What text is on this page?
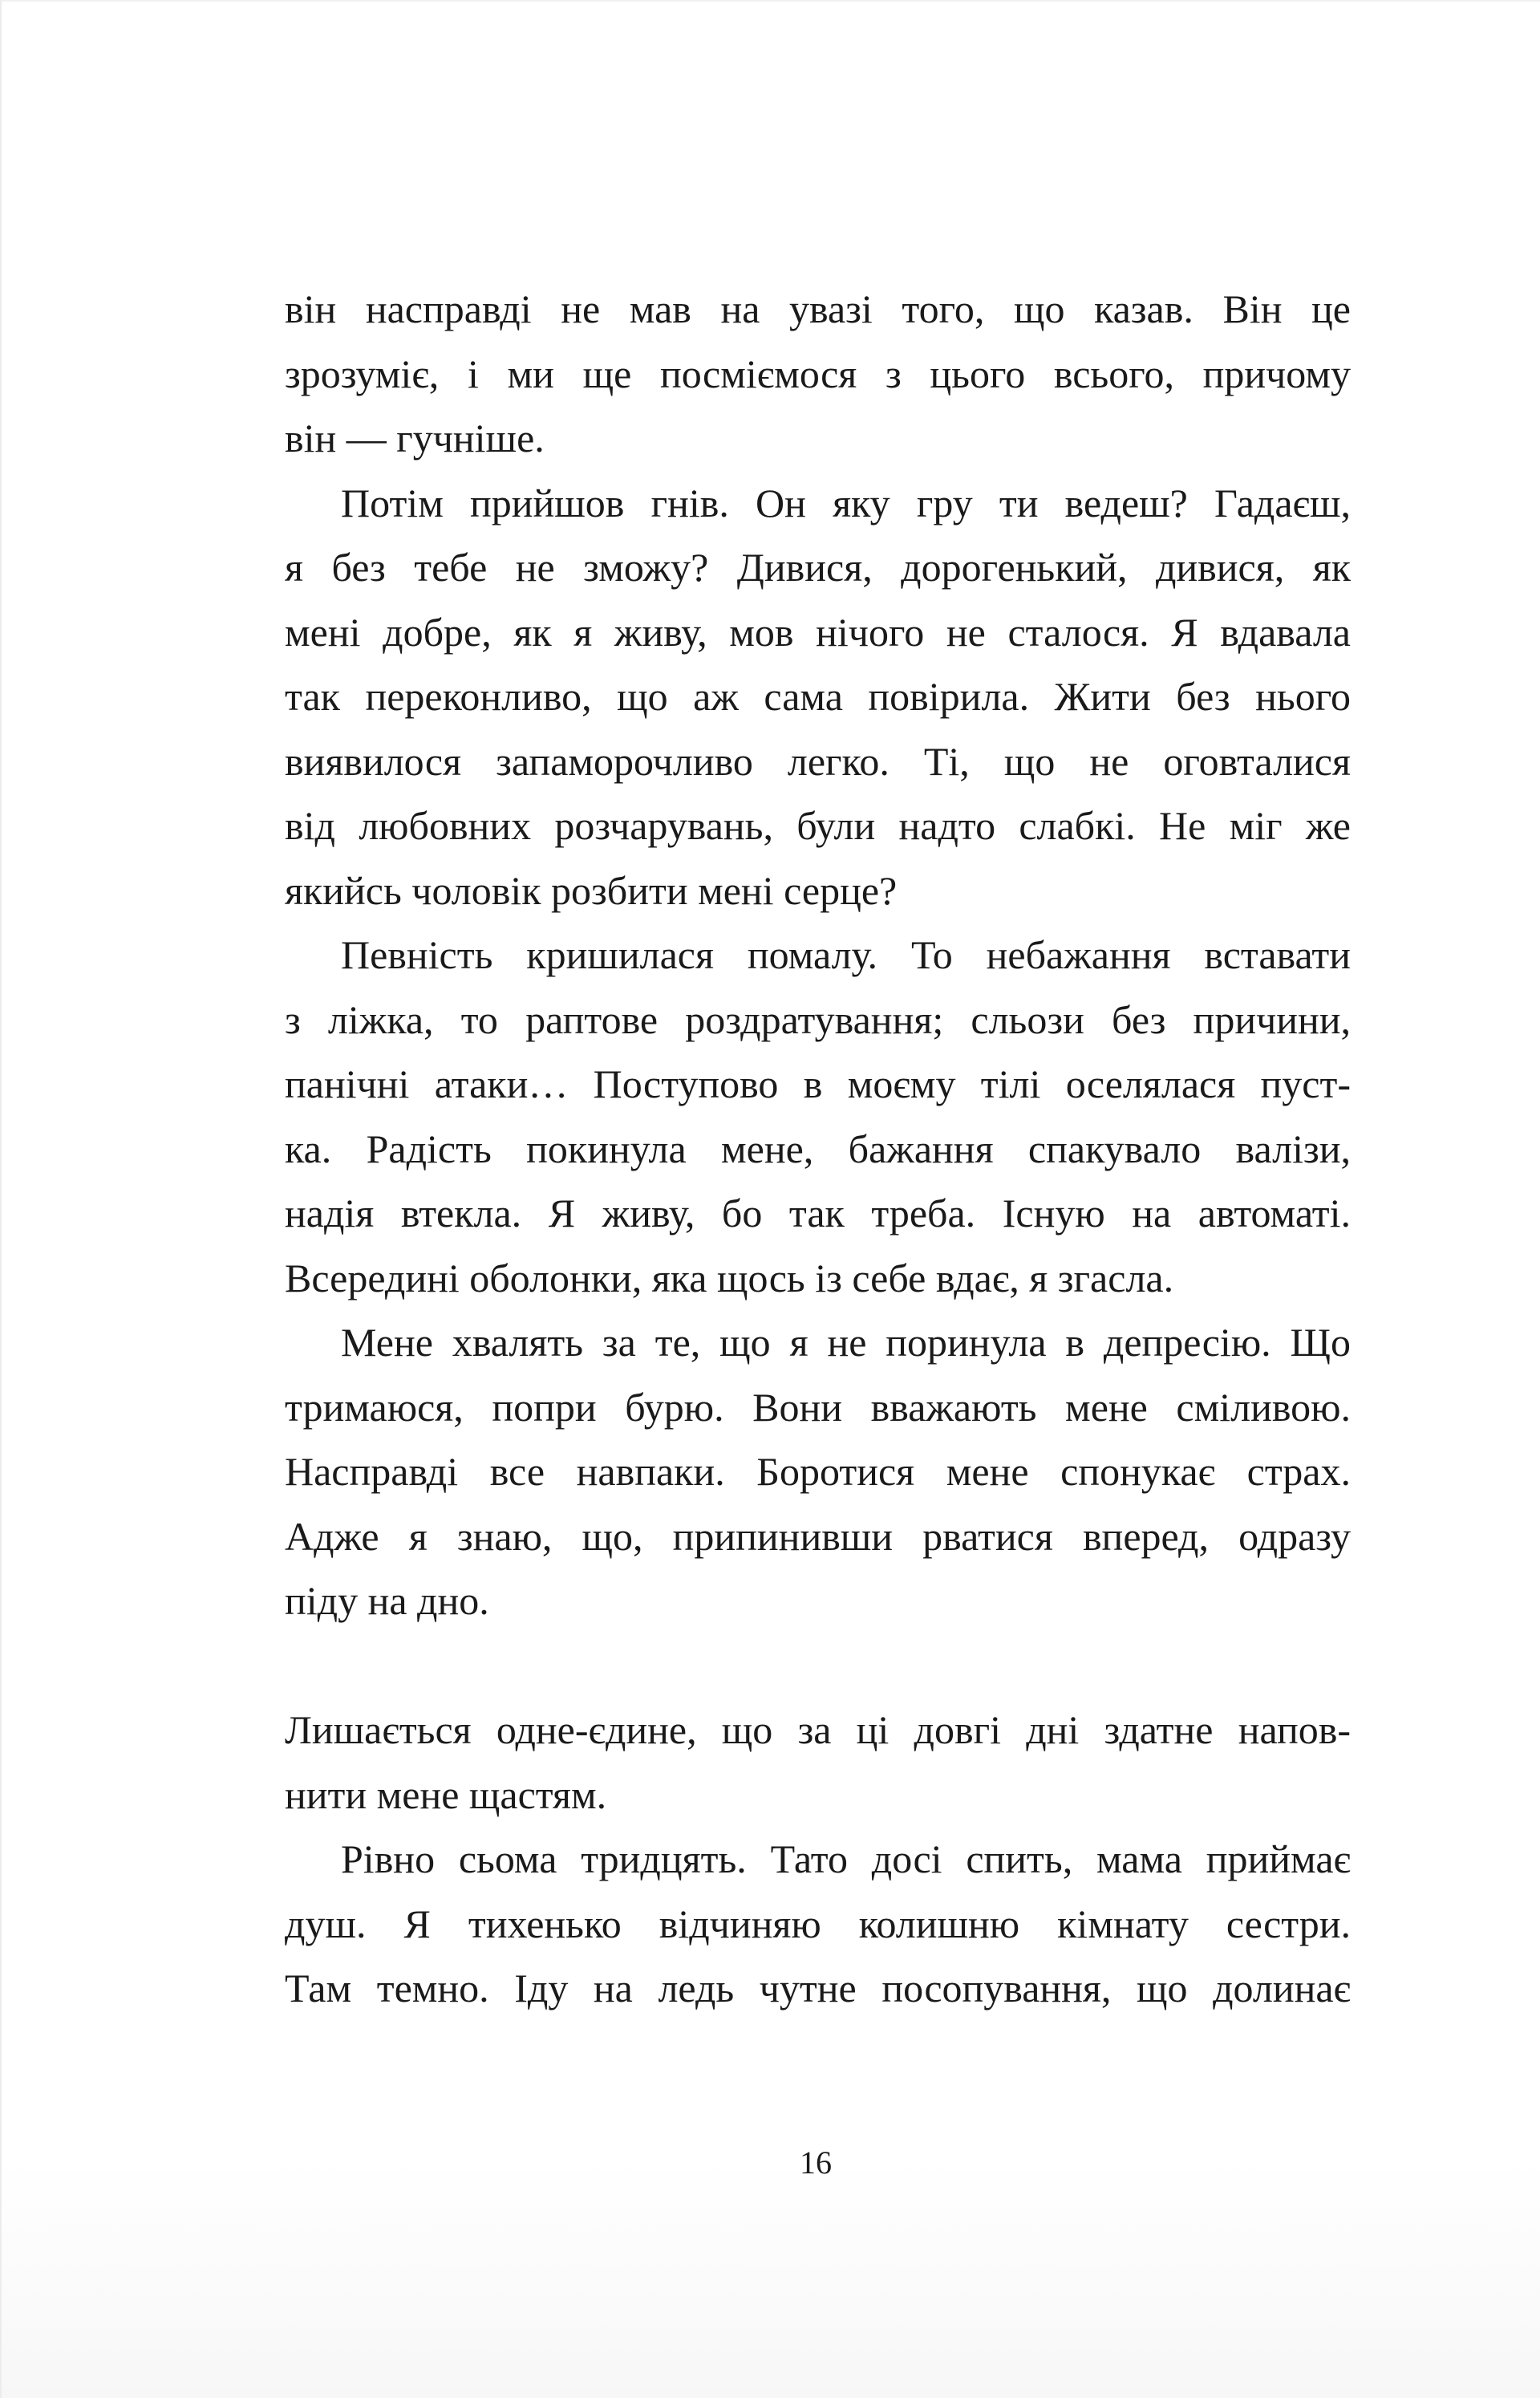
він насправді не мав на увазі того, що казав. Він це
зрозуміє, і ми ще посміємося з цього всього, причому
він — гучніше.
Потім прийшов гнів. Он яку гру ти ведеш? Гадаєш,
я без тебе не зможу? Дивися, дорогенький, дивися, як
мені добре, як я живу, мов нічого не сталося. Я вдавала
так переконливо, що аж сама повірила. Жити без нього
виявилося запаморочливо легко. Ті, що не оговталися
від любовних розчарувань, були надто слабкі. Не міг же
якийсь чоловік розбити мені серце?
Певність кришилася помалу. То небажання вставати
з ліжка, то раптове роздратування; сльози без причини,
панічні атаки… Поступово в моєму тілі оселялася пуст-
ка. Радість покинула мене, бажання спакувало валізи,
надія втекла. Я живу, бо так треба. Існую на автоматі.
Всередині оболонки, яка щось із себе вдає, я згасла.
Мене хвалять за те, що я не поринула в депресію. Що
тримаюся, попри бурю. Вони вважають мене сміливою.
Насправді все навпаки. Боротися мене спонукає страх.
Адже я знаю, що, припинивши рватися вперед, одразу
піду на дно.
Лишається одне-єдине, що за ці довгі дні здатне напов-
нити мене щастям.
Рівно сьома тридцять. Тато досі спить, мама приймає
душ. Я тихенько відчиняю колишню кімнату сестри.
Там темно. Іду на ледь чутне посопування, що долинає
16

****************

Brief:
Without the pictures, write out all of the material exactly.

Task result:
What text is on this page?
він насправді не мав на увазі того, що казав. Він це
зрозуміє, і ми ще посміємося з цього всього, причому
він — гучніше.
Потім прийшов гнів. Он яку гру ти ведеш? Гадаєш,
я без тебе не зможу? Дивися, дорогенький, дивися, як
мені добре, як я живу, мов нічого не сталося. Я вдавала
так переконливо, що аж сама повірила. Жити без нього
виявилося запаморочливо легко. Ті, що не оговталися
від любовних розчарувань, були надто слабкі. Не міг же
якийсь чоловік розбити мені серце?
Певність кришилася помалу. То небажання вставати
з ліжка, то раптове роздратування; сльози без причини,
панічні атаки… Поступово в моєму тілі оселялася пуст-
ка. Радість покинула мене, бажання спакувало валізи,
надія втекла. Я живу, бо так треба. Існую на автоматі.
Всередині оболонки, яка щось із себе вдає, я згасла.
Мене хвалять за те, що я не поринула в депресію. Що
тримаюся, попри бурю. Вони вважають мене сміливою.
Насправді все навпаки. Боротися мене спонукає страх.
Адже я знаю, що, припинивши рватися вперед, одразу
піду на дно.
Лишається одне-єдине, що за ці довгі дні здатне напов-
нити мене щастям.
Рівно сьома тридцять. Тато досі спить, мама приймає
душ. Я тихенько відчиняю колишню кімнату сестри.
Там темно. Іду на ледь чутне посопування, що долинає
16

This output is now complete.